Collection entries:
--- Start ---

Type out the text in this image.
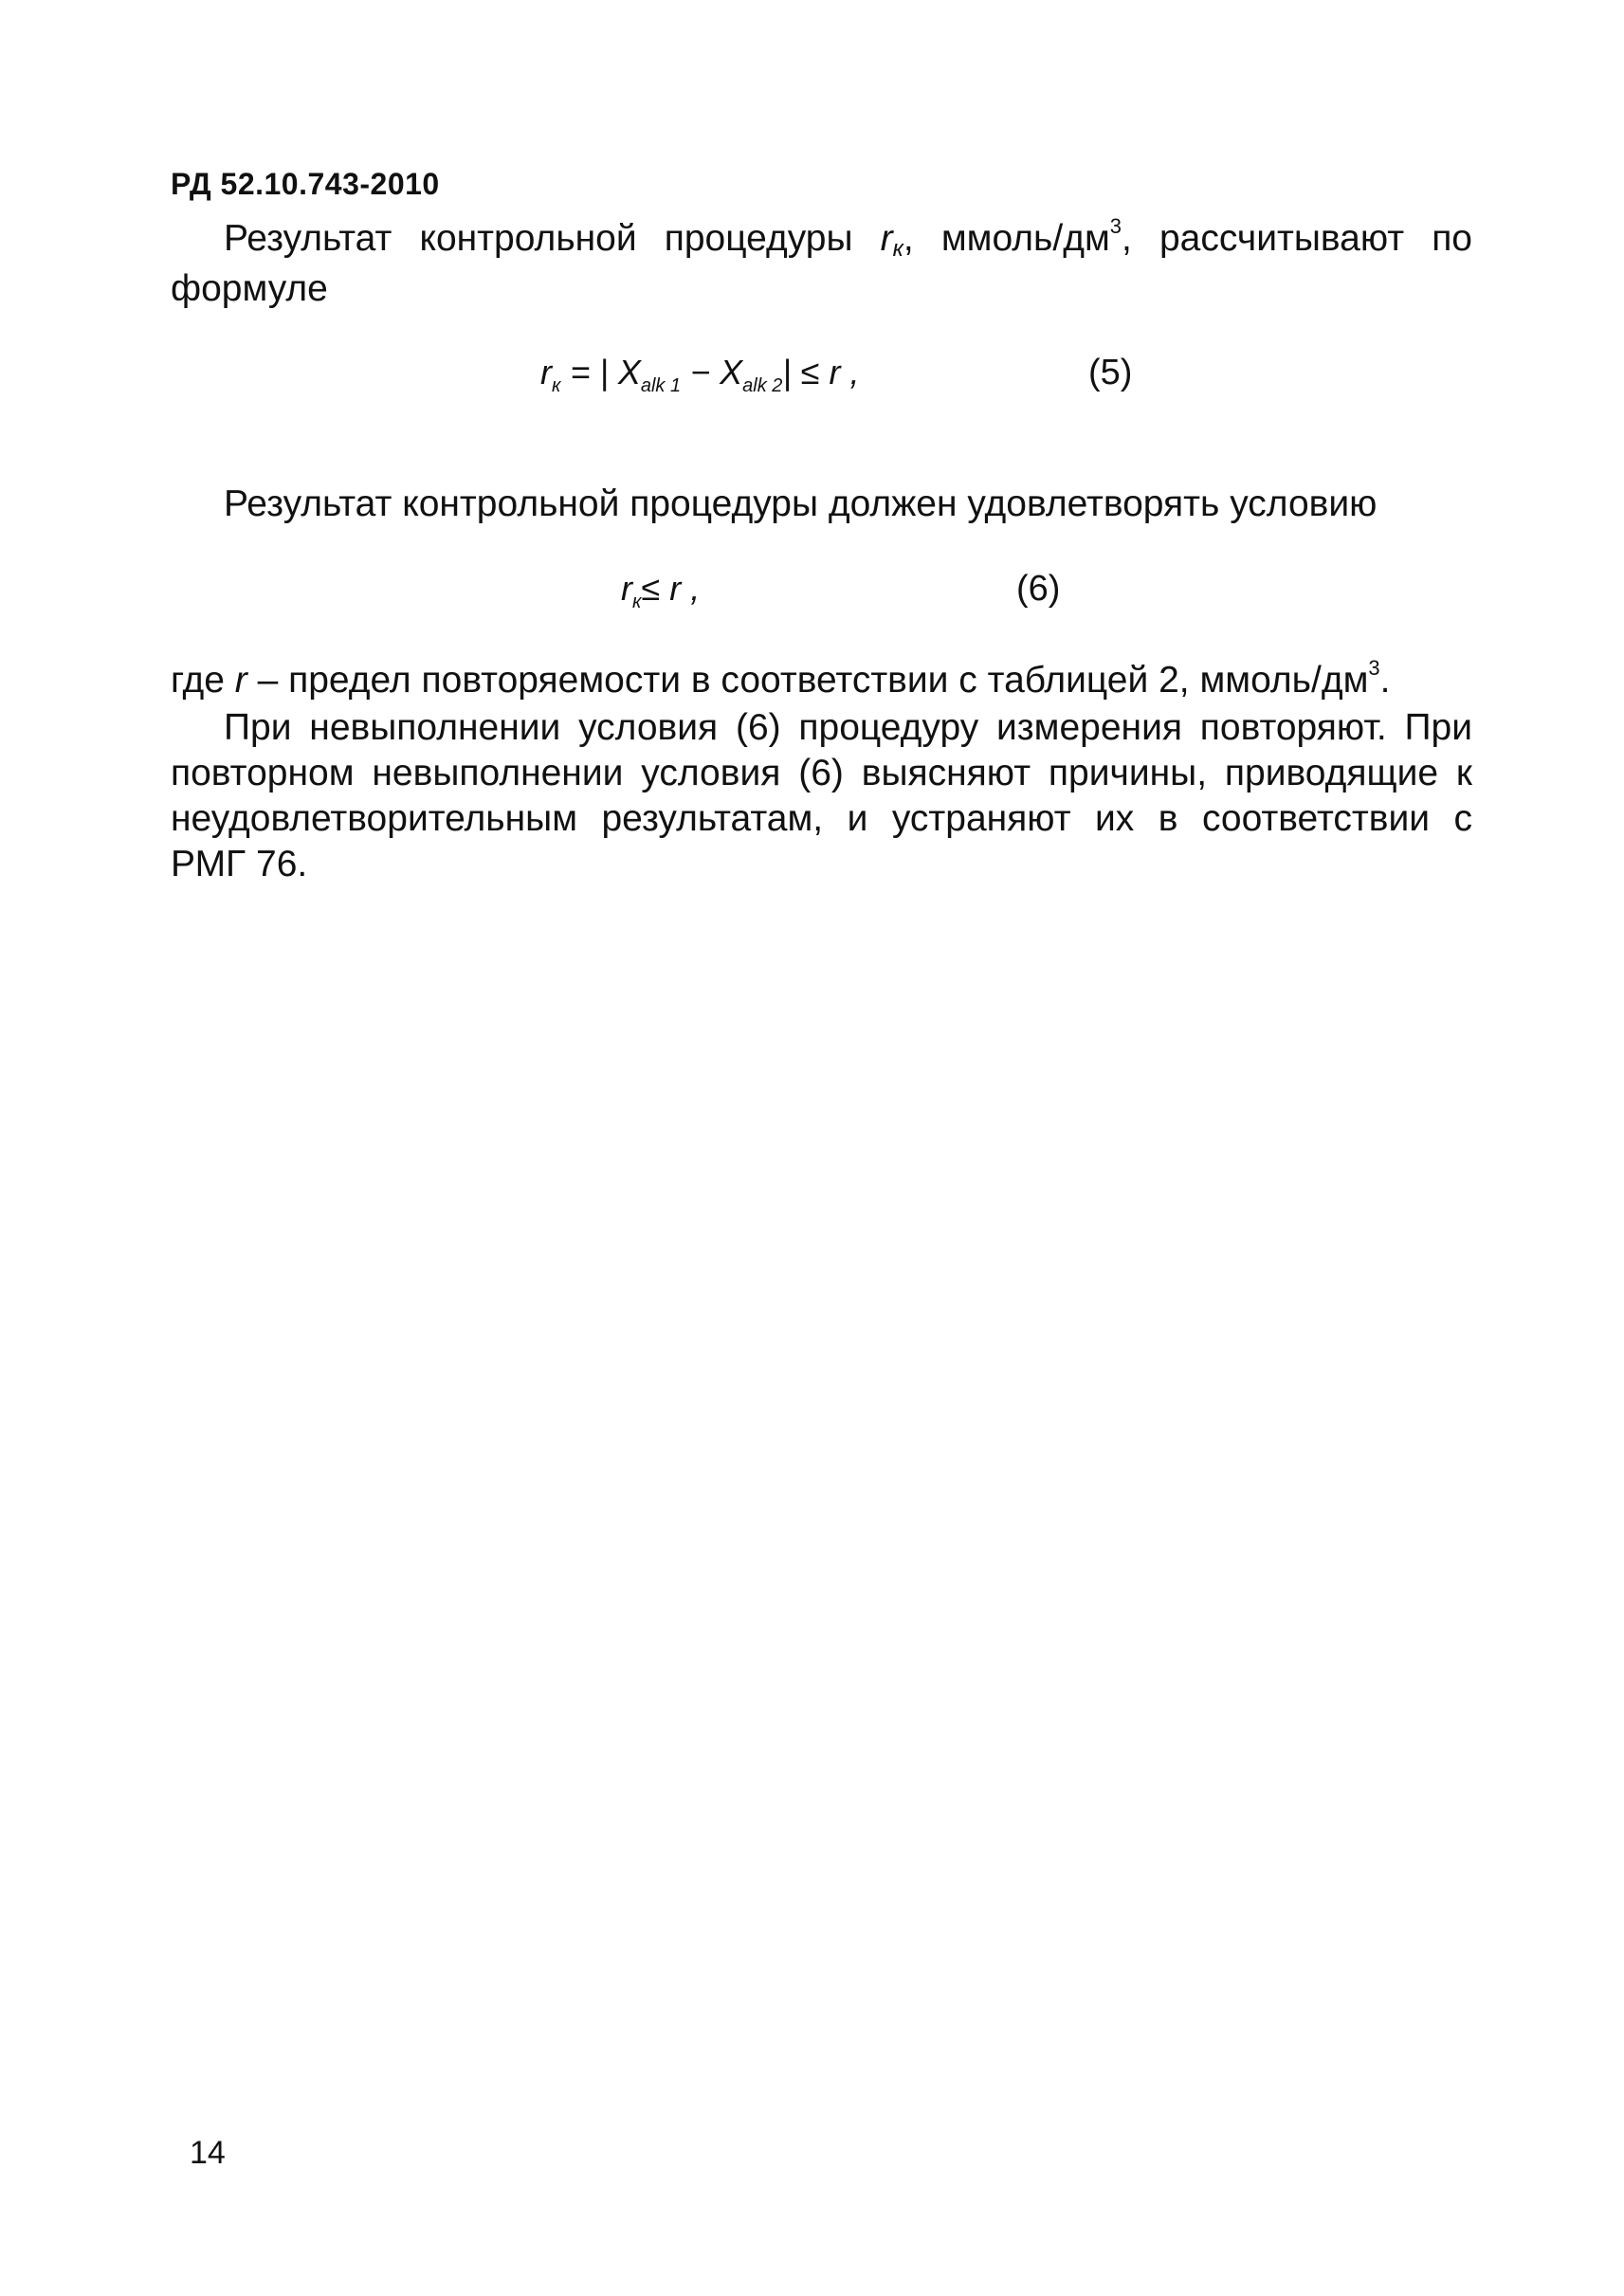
РД 52.10.743-2010
Результат контрольной процедуры rк, ммоль/$дм^3$, рассчитывают по
формуле
$r_к$ = | $X_{alk 1} - X_{alk 2}| \le r$ ,	(5)
Результат контрольной процедуры должен удовлетворять условию
$r_к\le r$ ,	(6)
где r – предел повторяемости в соответствии с таблицей 2, ммоль/$дм^3$.
При невыполнении условия (6) процедуру измерения повторяют. При
повторном невыполнении условия (6) выясняют причины, приводящие к
неудовлетворительным результатам, и устраняют их в соответствии с
РМГ 76.
14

--- End ---

**What is asked:**
Repeat each entry above word for word, leaving every picture out.

**Response to this task:**
Type out the text in this image.
РД 52.10.743-2010
Результат контрольной процедуры rк, ммоль/$дм^3$, рассчитывают по
формуле
$r_к$ = | $X_{alk 1} - X_{alk 2}| \le r$ ,	(5)
Результат контрольной процедуры должен удовлетворять условию
$r_к\le r$ ,	(6)
где r – предел повторяемости в соответствии с таблицей 2, ммоль/$дм^3$.
При невыполнении условия (6) процедуру измерения повторяют. При
повторном невыполнении условия (6) выясняют причины, приводящие к
неудовлетворительным результатам, и устраняют их в соответствии с
РМГ 76.
14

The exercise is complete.